Extracted records

----------

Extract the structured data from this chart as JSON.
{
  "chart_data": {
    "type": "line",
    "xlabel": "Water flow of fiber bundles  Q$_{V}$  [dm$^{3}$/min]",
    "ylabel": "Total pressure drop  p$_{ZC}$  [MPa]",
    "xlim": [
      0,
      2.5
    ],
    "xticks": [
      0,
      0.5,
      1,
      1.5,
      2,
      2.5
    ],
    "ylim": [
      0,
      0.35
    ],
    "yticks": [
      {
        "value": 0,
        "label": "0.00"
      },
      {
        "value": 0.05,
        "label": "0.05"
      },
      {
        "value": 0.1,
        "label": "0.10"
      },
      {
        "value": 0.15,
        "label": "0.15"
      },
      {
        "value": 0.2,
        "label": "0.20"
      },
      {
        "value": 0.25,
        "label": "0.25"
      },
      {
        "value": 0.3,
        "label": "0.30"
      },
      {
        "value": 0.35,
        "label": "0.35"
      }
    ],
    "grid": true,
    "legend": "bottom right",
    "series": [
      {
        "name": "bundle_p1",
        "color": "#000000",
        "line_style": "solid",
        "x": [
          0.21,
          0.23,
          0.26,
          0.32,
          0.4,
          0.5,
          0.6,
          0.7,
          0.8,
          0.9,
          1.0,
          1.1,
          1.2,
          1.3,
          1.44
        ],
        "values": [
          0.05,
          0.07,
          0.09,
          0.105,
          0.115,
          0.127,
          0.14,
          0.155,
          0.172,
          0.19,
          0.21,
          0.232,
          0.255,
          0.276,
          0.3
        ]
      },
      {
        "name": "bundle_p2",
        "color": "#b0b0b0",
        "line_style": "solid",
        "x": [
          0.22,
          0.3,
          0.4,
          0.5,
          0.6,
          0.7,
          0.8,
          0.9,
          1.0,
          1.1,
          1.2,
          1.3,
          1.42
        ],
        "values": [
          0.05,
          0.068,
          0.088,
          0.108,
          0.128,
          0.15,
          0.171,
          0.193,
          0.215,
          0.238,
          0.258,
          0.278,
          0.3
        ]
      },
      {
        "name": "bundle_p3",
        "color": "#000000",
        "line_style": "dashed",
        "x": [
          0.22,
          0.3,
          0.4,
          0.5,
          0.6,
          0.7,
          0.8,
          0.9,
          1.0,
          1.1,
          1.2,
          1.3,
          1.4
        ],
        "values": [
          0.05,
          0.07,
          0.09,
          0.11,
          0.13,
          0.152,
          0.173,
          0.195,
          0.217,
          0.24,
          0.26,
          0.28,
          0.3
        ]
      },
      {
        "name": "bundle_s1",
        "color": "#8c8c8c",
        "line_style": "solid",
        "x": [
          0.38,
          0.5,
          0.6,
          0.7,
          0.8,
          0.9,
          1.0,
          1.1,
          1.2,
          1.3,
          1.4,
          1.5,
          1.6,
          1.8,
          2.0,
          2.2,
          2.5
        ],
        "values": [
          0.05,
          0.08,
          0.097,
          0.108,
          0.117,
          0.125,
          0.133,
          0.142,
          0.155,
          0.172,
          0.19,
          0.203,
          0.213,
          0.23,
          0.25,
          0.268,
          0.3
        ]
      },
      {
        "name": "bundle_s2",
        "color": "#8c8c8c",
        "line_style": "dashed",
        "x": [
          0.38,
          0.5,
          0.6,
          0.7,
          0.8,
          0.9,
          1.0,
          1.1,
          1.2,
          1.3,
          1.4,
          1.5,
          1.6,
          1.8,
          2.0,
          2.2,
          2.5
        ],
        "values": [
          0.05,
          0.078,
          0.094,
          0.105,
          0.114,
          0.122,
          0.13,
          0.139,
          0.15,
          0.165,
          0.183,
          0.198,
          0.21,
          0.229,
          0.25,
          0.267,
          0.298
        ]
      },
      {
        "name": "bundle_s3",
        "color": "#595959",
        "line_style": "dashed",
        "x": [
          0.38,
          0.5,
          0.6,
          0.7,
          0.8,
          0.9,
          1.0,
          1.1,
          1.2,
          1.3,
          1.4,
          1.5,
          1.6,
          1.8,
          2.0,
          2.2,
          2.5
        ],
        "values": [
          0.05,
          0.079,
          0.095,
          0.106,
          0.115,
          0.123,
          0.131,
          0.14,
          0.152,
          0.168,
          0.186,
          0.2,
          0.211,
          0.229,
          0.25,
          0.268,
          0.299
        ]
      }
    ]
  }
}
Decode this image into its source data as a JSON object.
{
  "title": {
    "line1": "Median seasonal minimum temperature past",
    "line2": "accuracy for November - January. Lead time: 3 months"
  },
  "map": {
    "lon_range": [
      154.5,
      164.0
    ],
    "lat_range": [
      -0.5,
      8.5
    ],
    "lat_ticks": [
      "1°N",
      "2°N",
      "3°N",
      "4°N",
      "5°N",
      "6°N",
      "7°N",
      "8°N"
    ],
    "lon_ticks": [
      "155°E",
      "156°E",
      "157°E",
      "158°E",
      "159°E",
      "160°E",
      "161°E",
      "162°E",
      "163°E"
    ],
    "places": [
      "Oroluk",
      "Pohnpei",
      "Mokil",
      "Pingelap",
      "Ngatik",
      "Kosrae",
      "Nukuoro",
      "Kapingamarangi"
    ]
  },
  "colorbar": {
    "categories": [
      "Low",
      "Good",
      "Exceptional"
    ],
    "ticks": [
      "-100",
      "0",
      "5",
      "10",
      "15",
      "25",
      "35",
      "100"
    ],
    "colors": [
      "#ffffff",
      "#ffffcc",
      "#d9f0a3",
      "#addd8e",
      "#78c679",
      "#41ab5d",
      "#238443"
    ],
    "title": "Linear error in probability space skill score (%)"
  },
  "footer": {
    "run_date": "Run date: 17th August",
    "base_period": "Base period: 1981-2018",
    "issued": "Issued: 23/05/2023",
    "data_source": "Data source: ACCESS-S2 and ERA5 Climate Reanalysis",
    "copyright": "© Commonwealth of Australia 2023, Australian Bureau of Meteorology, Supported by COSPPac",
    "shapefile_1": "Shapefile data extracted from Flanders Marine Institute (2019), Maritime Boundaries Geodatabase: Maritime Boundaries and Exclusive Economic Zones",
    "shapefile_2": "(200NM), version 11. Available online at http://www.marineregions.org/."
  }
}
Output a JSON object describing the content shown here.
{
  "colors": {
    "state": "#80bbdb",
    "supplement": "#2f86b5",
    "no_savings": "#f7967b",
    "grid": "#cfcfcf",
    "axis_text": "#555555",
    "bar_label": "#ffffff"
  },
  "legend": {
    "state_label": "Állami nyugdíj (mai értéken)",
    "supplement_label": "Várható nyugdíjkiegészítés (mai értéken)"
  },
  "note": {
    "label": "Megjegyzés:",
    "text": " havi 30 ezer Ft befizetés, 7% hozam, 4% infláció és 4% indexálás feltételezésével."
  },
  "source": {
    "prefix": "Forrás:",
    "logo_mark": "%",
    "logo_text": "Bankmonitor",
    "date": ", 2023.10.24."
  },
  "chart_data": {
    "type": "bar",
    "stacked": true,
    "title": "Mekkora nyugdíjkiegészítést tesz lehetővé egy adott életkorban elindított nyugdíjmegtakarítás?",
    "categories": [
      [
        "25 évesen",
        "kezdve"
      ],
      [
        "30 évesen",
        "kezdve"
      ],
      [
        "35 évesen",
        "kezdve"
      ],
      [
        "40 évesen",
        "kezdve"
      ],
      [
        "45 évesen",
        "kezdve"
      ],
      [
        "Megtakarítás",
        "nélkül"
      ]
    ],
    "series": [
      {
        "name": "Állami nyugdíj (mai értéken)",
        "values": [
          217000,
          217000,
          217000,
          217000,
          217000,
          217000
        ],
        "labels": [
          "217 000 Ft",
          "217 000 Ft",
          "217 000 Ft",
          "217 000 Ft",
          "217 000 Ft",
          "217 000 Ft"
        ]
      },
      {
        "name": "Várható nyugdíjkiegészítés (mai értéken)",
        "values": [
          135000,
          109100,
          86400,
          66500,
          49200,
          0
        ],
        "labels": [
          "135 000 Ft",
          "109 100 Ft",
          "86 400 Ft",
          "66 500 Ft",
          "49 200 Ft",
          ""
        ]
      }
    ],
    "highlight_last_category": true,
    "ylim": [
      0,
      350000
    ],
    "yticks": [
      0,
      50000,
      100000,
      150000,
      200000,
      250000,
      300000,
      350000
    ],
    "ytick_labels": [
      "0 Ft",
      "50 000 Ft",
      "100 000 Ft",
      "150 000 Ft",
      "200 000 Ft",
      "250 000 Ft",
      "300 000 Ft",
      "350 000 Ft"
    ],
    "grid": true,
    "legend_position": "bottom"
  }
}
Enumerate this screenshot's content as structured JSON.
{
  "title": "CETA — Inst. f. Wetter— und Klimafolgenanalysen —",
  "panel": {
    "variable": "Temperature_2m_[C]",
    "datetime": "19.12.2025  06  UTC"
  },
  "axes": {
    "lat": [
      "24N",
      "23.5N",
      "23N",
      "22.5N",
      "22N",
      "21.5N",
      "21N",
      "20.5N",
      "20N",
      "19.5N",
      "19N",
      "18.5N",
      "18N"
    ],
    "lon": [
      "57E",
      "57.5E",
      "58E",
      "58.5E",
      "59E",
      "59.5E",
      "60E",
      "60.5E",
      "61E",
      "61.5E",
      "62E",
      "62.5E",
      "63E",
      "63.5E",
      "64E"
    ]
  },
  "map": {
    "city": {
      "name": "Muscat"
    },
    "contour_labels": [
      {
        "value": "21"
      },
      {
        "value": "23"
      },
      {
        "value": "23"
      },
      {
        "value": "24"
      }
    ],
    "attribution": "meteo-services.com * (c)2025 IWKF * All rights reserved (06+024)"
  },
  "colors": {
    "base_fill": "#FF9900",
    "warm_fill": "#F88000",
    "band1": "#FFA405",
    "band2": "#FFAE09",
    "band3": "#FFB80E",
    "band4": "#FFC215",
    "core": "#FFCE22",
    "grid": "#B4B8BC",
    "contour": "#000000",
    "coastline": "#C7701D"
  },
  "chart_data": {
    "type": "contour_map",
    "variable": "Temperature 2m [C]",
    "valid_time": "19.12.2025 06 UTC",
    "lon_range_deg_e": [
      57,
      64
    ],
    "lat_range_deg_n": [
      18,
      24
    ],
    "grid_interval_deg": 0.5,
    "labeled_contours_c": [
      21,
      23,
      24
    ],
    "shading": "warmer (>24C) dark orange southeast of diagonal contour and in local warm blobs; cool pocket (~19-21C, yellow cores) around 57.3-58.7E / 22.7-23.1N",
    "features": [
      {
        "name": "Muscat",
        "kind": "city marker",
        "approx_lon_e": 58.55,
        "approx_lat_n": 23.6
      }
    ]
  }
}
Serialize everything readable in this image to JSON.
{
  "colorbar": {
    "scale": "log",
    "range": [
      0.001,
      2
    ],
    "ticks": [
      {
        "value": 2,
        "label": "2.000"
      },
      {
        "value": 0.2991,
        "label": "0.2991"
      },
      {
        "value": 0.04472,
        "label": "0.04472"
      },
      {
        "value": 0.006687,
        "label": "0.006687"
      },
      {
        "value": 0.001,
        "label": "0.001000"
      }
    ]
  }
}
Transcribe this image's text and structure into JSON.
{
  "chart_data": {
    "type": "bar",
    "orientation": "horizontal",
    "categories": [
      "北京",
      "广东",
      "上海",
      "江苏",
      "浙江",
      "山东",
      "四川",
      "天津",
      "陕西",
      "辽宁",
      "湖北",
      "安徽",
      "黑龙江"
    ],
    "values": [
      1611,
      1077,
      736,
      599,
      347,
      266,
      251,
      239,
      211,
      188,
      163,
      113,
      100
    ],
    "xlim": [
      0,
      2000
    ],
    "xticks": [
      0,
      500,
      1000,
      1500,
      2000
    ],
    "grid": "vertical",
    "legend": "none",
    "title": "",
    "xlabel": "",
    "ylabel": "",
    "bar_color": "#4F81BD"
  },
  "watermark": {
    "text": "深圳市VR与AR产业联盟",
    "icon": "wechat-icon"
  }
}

----------

_Task to carry out_. From the entries above, copy every line that holds the word "image".

_Answer to this problem_.
Decode this image into its source data as a JSON object.
Serialize everything readable in this image to JSON.
Transcribe this image's text and structure into JSON.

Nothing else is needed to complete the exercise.